__EXERCISE BRIEF__
Scan the entries for the string "Glint" and give the number of lines that have it, nothing further.

— start DATA —

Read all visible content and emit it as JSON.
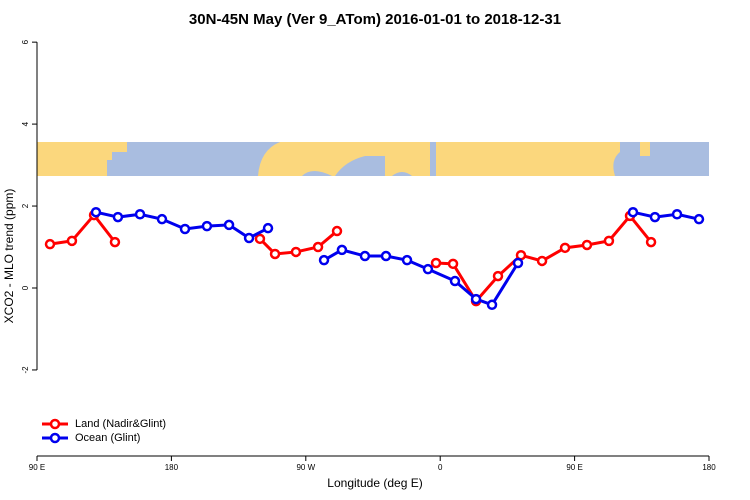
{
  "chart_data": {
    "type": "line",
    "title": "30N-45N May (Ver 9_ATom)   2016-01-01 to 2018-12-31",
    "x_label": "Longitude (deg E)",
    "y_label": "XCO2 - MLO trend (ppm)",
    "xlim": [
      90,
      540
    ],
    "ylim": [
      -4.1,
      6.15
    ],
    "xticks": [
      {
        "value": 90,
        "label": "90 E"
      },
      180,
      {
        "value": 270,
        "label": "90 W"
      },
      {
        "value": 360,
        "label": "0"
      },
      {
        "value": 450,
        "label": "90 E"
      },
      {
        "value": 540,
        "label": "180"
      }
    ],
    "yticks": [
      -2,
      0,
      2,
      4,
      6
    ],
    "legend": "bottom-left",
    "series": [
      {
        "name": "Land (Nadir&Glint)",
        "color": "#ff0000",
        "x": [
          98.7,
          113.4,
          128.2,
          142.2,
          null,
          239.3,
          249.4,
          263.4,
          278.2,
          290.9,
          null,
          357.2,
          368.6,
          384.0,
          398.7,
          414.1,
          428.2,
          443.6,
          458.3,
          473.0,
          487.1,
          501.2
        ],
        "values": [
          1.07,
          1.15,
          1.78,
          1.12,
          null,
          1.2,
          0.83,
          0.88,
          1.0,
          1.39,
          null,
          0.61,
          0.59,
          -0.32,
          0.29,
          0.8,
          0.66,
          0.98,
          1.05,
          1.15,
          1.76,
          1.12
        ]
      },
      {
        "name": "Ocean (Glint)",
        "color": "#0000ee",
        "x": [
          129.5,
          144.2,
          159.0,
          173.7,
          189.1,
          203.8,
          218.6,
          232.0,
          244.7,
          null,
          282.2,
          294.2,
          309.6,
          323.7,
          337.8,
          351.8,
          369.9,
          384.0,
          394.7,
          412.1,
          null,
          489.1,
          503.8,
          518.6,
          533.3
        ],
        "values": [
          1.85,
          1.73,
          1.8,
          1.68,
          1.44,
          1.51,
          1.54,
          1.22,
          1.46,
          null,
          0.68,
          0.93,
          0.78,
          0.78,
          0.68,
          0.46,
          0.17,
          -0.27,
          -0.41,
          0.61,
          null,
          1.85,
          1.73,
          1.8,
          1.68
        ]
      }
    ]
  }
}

— end DATA —

__FINISHED ANSWER__
2